● Text passage:
# Rough Idle



## CT_Nismo (Dec 25, 2005)

I have a 90 max that just received a new replacement fuel injector. The car runs fine at road speeds. But it exhibits a rough idle. Not enough to stall the car but very noticable. Any ideas?


----------



## DonaldHays (Jul 22, 2004)

All the basic items need to be done on the car if you haven’t already done them; here is the list to get started with.

(1)	Plugs and wires
(2)	Air filter
(3)	Fuel filter
(4)	Cap and rotor
(5)	Coolant system flush
(6)	Transmission service, if you have records of it being done before (otherwise if no records might risk killing the transmission if it hasn’t been kept up on service)
(7)	Flush the power steering and brake fluid as well also
(8)	Clean the air box out if there is any loose debris in it, will get stuck to the air filter and will in turn make the car run weird
(9)	Run some “GOOD fuel injection cleaner thru it” not the cheap 99 cent stuff that’s almost water.

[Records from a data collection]
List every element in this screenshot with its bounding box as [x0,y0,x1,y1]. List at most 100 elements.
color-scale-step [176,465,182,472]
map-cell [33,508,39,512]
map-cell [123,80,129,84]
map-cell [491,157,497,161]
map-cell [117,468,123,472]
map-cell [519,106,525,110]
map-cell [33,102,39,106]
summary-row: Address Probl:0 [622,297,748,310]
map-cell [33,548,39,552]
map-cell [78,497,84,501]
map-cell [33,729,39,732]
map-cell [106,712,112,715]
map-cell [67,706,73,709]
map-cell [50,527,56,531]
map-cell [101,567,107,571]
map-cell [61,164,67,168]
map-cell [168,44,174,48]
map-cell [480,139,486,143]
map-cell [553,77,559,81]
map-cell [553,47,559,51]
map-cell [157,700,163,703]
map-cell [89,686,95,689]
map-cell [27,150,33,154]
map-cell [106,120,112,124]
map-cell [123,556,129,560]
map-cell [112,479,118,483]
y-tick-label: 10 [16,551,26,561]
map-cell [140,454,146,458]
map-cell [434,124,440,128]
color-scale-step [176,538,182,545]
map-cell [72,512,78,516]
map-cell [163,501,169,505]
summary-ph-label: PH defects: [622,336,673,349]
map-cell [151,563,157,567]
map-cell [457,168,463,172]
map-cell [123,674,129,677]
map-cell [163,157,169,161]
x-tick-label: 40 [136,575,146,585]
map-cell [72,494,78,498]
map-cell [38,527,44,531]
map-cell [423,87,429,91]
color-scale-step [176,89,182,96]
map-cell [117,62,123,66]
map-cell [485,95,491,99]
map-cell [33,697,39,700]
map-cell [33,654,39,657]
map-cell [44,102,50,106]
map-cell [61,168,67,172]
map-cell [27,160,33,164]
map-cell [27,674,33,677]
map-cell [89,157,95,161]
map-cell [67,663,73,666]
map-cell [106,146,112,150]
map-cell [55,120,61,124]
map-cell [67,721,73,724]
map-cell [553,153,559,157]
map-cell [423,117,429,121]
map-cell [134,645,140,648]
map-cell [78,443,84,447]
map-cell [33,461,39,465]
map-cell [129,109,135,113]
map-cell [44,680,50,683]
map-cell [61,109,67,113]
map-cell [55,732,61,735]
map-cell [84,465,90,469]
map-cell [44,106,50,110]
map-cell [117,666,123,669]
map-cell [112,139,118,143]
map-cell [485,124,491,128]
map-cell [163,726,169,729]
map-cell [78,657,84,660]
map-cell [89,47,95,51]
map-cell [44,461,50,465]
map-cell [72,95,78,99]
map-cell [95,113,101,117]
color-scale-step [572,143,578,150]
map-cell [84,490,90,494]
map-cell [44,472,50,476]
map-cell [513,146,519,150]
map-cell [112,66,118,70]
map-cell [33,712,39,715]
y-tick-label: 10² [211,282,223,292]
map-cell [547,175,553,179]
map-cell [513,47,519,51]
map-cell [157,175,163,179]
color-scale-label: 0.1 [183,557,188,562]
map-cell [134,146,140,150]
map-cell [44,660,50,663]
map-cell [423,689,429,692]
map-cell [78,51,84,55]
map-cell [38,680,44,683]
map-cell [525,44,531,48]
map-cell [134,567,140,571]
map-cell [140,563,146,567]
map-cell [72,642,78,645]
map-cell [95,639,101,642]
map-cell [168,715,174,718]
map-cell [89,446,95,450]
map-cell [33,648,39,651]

● Requirement 1:
Answer these from the rough idle thread:
(a) What part was recently replaced on the car in the first post?
(b) According to the reply, when should the transmission service be done?
(c) What kind of fuel injection cleaner does the reply warn against?
● Requirement 2:
List every system or fluid that the rough idle thread says to flush.
● Requirement 3:
Pick up the rough idle thread after its last line and continue it.
The records are separate from the rough idle thread.

● Final result 1:
(a) A fuel injector.
(b) If there are records of it being done before.
(c) The cheap 99 cent stuff that's almost water.

● Final result 2:
- Coolant system
- Power steering
- Brake fluid

● Final result 3:
Once you get that stuff done if it hasn’t been done, you should see a big difference from how the car runs now. 

If none of the list above helps or seems to help, start checking the vacuum lines for leaks, check the pcv valve, have a fuel pressure test ran on the car (fuel pump going bad maybe, but should be at higher speeds if that’s the case and not at lower speeds)

What’s the mileage as well?

This should get you started looking in the correct direction, you might check for the vacuum leaks first, but if you don’t have the records and know when the above services was done, then do them, also don’t forget the timing belt service every 60k, I have my belt, water pump and belt tensioner replaced every time, never know when you get a poor quality part and will leak water before 60k and then you have a snapped belt and no more motor)

Let us know more history on the car as well so we can help better also for future references 
Donnie H.


----------



## CT_Nismo (Dec 25, 2005)

The history of this car is that I have owned it since day one. My habits are to take care of my autos although I will not take it into a dealer as the cost can get too high.

The only thing I have not done is change out the ignititon wires. Would that make a difference in idle.

Another question: I know about the timing belt change. Do you follow 60k miles interval or the time (4 years?) interval. Thanks.

The car has 104k miles.


----------



## internetautomart (Mar 8, 2004)

both.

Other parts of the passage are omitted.